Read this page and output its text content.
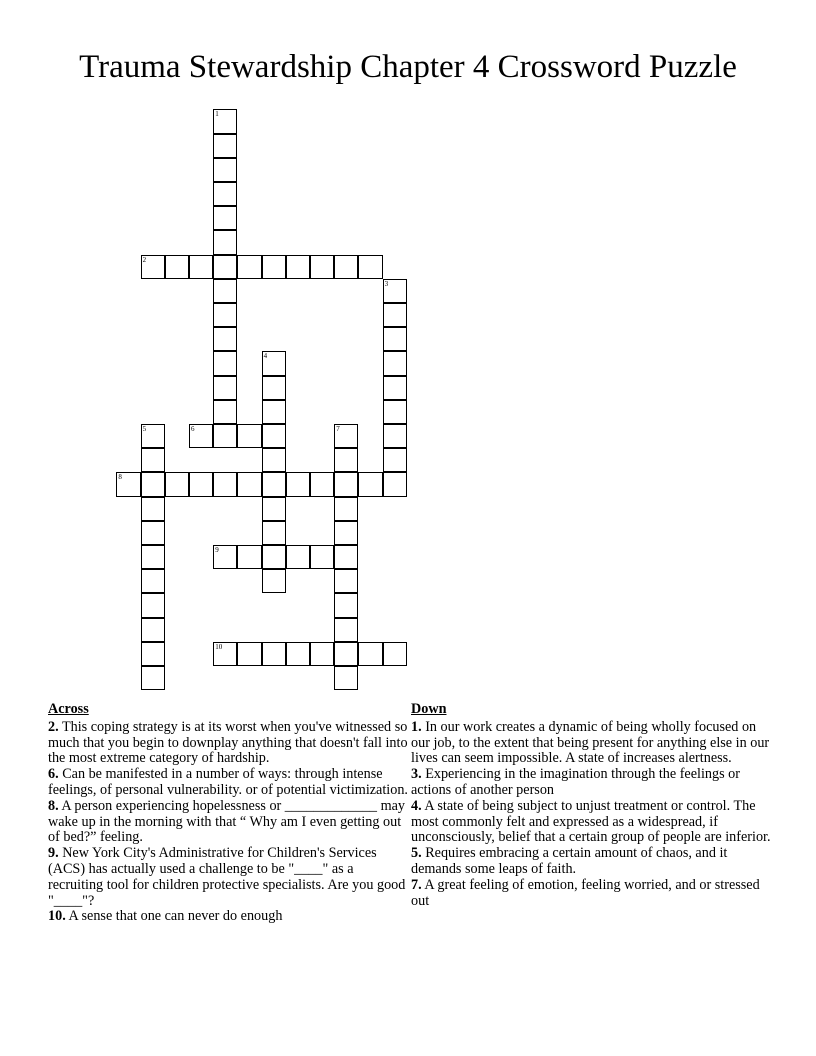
Trauma Stewardship Chapter 4 Crossword Puzzle
1
2
3
4
5	6	7
8
9
10
Across

2. This coping strategy is at its worst when you've witnessed so much that you begin to downplay anything that doesn't fall into the most extreme category of hardship.

6. Can be manifested in a number of ways: through intense feelings, of personal vulnerability. or of potential victimization.

8. A person experiencing hopelessness or _____________ may wake up in the morning with that “ Why am I even getting out of bed?” feeling.

9. New York City's Administrative for Children's Services (ACS) has actually used a challenge to be "____" as a recruiting tool for children protective specialists. Are you good "____"?

10. A sense that one can never do enough

Down

1. In our work creates a dynamic of being wholly focused on our job, to the extent that being present for anything else in our lives can seem impossible. A state of increases alertness.

3. Experiencing in the imagination through the feelings or actions of another person

4. A state of being subject to unjust treatment or control. The most commonly felt and expressed as a widespread, if unconsciously, belief that a certain group of people are inferior.

5. Requires embracing a certain amount of chaos, and it demands some leaps of faith.

7. A great feeling of emotion, feeling worried, and or stressed out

(SET EXERCISE) Look through the entries above and list every line containing "certain".

(RESPONSE TO THIS TASK)
4. A state of being subject to unjust treatment or control. The most commonly felt and expressed as a widespread, if unconsciously, belief that a certain group of people are inferior.
5. Requires embracing a certain amount of chaos, and it demands some leaps of faith.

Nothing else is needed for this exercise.